How many of the lines below include "vagy"? Give the number and no other words.

** START Record excerpts **

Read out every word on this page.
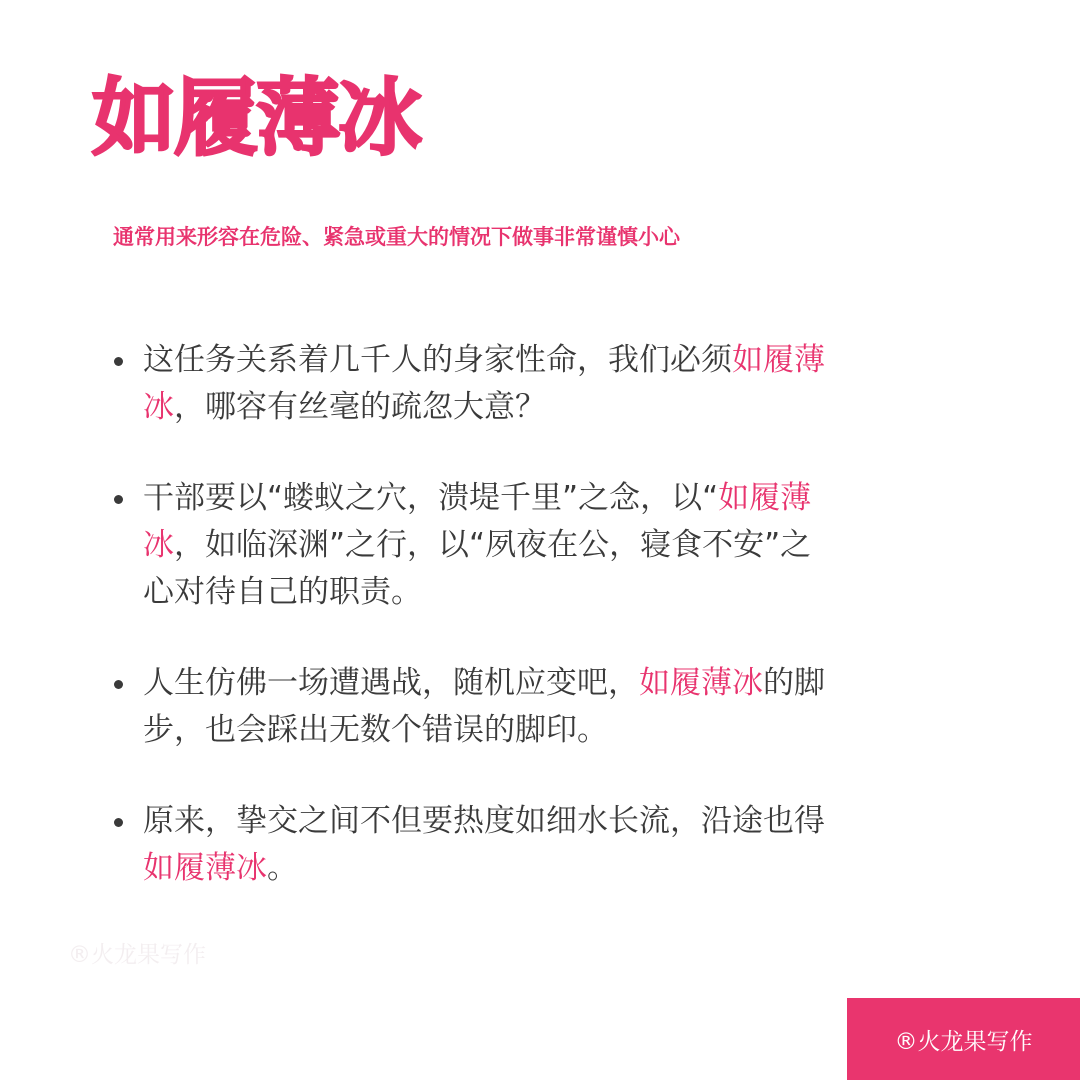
如履薄冰

通常用来形容在危险、紧急或重大的情况下做事非常谨慎小心

这任务关系着几千人的身家性命，我们必须如履薄冰，哪容有丝毫的疏忽大意？
干部要以“蝼蚁之穴，溃堤千里”之念，以“如履薄冰，如临深渊”之行，以“夙夜在公，寝食不安”之心对待自己的职责。
人生仿佛一场遭遇战，随机应变吧，如履薄冰的脚步，也会踩出无数个错误的脚印。
原来，挚交之间不但要热度如细水长流，沿途也得如履薄冰。
®火龙果写作
®火龙果写作
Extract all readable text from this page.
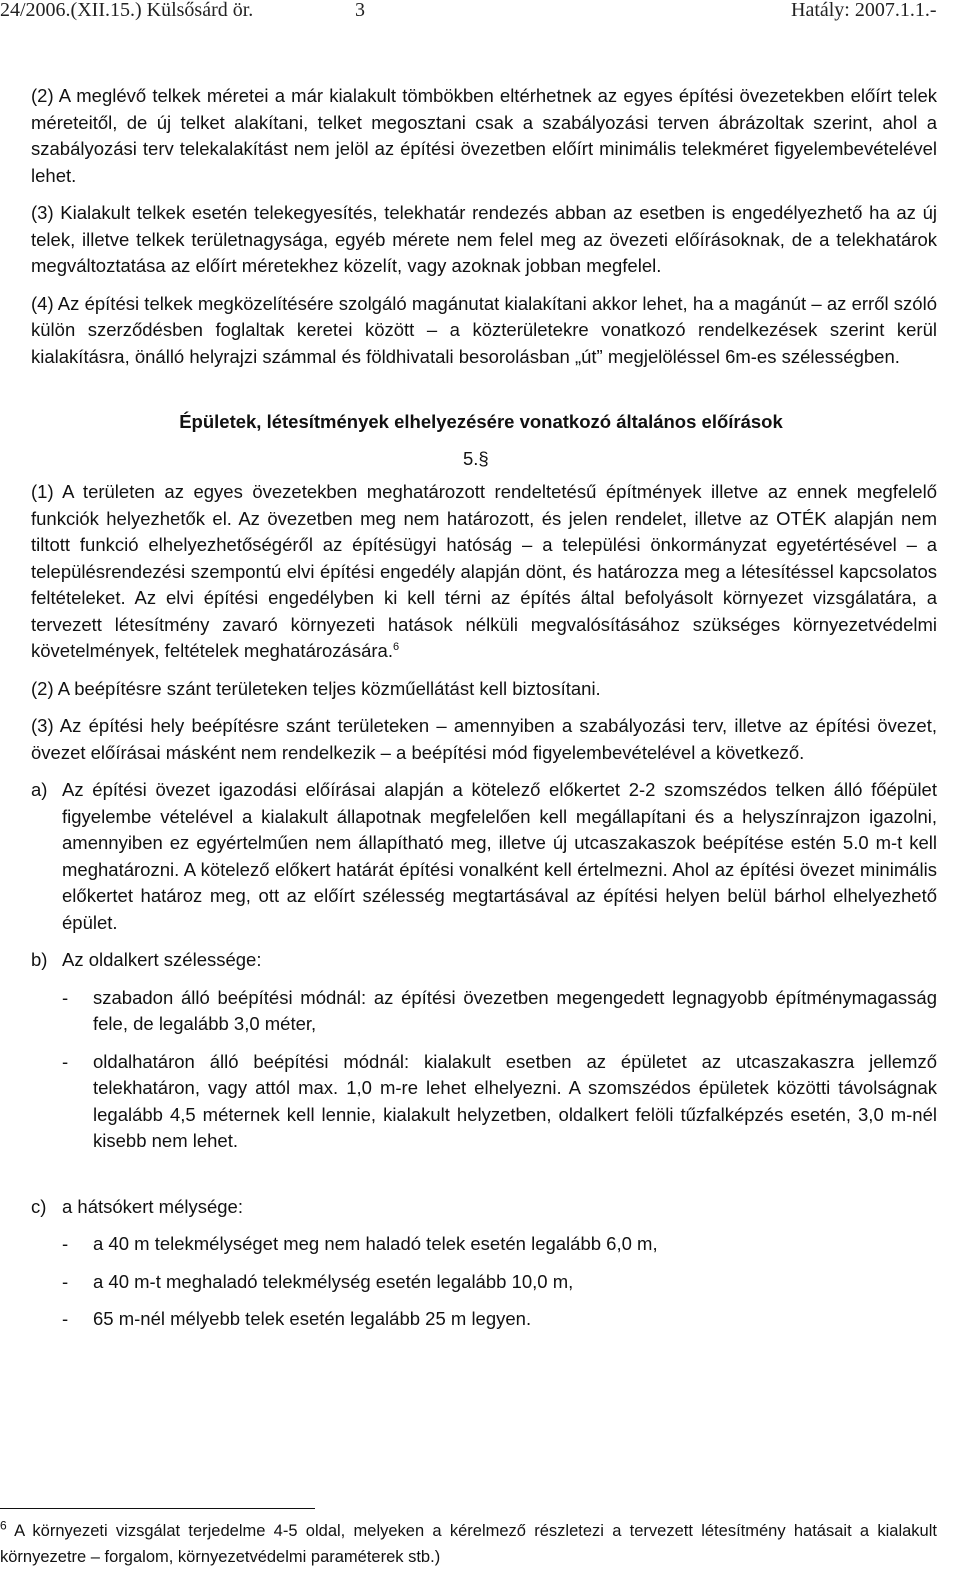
24/2006.(XII.15.) Külsősárd ör.	3	Hatály: 2007.1.1.-

(2) A meglévő telkek méretei a már kialakult tömbökben eltérhetnek az egyes építési övezetekben előírt telek méreteitől, de új telket alakítani, telket megosztani csak a szabályozási terven ábrázoltak szerint, ahol a szabályozási terv telekalakítást nem jelöl az építési övezetben előírt minimális telekméret figyelembevételével lehet.

(3) Kialakult telkek esetén telekegyesítés, telekhatár rendezés abban az esetben is engedélyezhető ha az új telek, illetve telkek területnagysága, egyéb mérete nem felel meg az övezeti előírásoknak, de a telekhatárok megváltoztatása az előírt méretekhez közelít, vagy azoknak jobban megfelel.

(4) Az építési telkek megközelítésére szolgáló magánutat kialakítani akkor lehet, ha a magánút – az erről szóló külön szerződésben foglaltak keretei között – a közterületekre vonatkozó rendelkezések szerint kerül kialakításra, önálló helyrajzi számmal és földhivatali besorolásban „út” megjelöléssel 6m-es szélességben.

Épületek, létesítmények elhelyezésére vonatkozó általános előírások
5.§

(1) A területen az egyes övezetekben meghatározott rendeltetésű építmények illetve az ennek megfelelő funkciók helyezhetők el. Az övezetben meg nem határozott, és jelen rendelet, illetve az OTÉK alapján nem tiltott funkció elhelyezhetőségéről az építésügyi hatóság – a települési önkormányzat egyetértésével – a településrendezési szempontú elvi építési engedély alapján dönt, és határozza meg a létesítéssel kapcsolatos feltételeket. Az elvi építési engedélyben ki kell térni az építés által befolyásolt környezet vizsgálatára, a tervezett létesítmény zavaró környezeti hatások nélküli megvalósításához szükséges környezetvédelmi követelmények, feltételek meghatározására.$^6$

(2) A beépítésre szánt területeken teljes közműellátást kell biztosítani.

(3) Az építési hely beépítésre szánt területeken – amennyiben a szabályozási terv, illetve az építési övezet, övezet előírásai másként nem rendelkezik – a beépítési mód figyelembevételével a következő.

a) Az építési övezet igazodási előírásai alapján a kötelező előkertet 2-2 szomszédos telken álló főépület figyelembe vételével a kialakult állapotnak megfelelően kell megállapítani és a helyszínrajzon igazolni, amennyiben ez egyértelműen nem állapítható meg, illetve új utcaszakaszok beépítése estén 5.0 m-t kell meghatározni. A kötelező előkert határát építési vonalként kell értelmezni. Ahol az építési övezet minimális előkertet határoz meg, ott az előírt szélesség megtartásával az építési helyen belül bárhol elhelyezhető épület.
b) Az oldalkert szélessége:
-	szabadon álló beépítési módnál: az építési övezetben megengedett legnagyobb építménymagasság fele, de legalább 3,0 méter,
-	oldalhatáron álló beépítési módnál: kialakult esetben az épületet az utcaszakaszra jellemző telekhatáron, vagy attól max. 1,0 m-re lehet elhelyezni. A szomszédos épületek közötti távolságnak legalább 4,5 méternek kell lennie, kialakult helyzetben, oldalkert felöli tűzfalképzés esetén, 3,0 m-nél kisebb nem lehet.
c) a hátsókert mélysége:
-	a 40 m telekmélységet meg nem haladó telek esetén legalább 6,0 m,
-	a 40 m-t meghaladó telekmélység esetén legalább 10,0 m,
-	65 m-nél mélyebb telek esetén legalább 25 m legyen.
$^6$ A környezeti vizsgálat terjedelme 4-5 oldal, melyeken a kérelmező részletezi a tervezett létesítmény hatásait a kialakult környezetre – forgalom, környezetvédelmi paraméterek stb.)
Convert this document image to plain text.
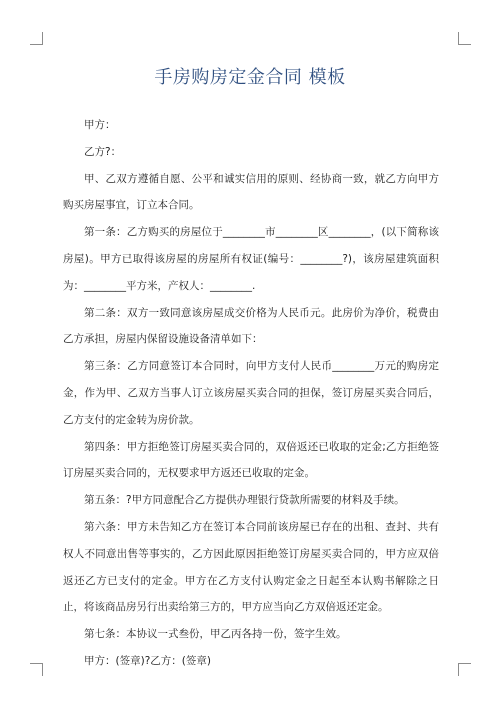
手房购房定金合同 模板

甲方：

乙方?：

甲、乙双方遵循自愿、公平和诚实信用的原则、经协商一致，就乙方向甲方购买房屋事宜，订立本合同。

第一条：乙方购买的房屋位于________市________区________，(以下简称该房屋)。甲方已取得该房屋的房屋所有权证(编号：________?)，该房屋建筑面积为：________平方米，产权人：________.

第二条：双方一致同意该房屋成交价格为人民币元。此房价为净价，税费由乙方承担，房屋内保留设施设备清单如下：

第三条：乙方同意签订本合同时，向甲方支付人民币________万元的购房定金，作为甲、乙双方当事人订立该房屋买卖合同的担保，签订房屋买卖合同后，乙方支付的定金转为房价款。

第四条：甲方拒绝签订房屋买卖合同的，双倍返还已收取的定金;乙方拒绝签订房屋买卖合同的，无权要求甲方返还已收取的定金。

第五条：?甲方同意配合乙方提供办理银行贷款所需要的材料及手续。

第六条：甲方未告知乙方在签订本合同前该房屋已存在的出租、查封、共有权人不同意出售等事实的，乙方因此原因拒绝签订房屋买卖合同的，甲方应双倍返还乙方已支付的定金。甲方在乙方支付认购定金之日起至本认购书解除之日止，将该商品房另行出卖给第三方的，甲方应当向乙方双倍返还定金。

第七条：本协议一式叁份，甲乙丙各持一份，签字生效。

甲方：(签章)?乙方：(签章)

** END Record excerpts **

Completed task: 2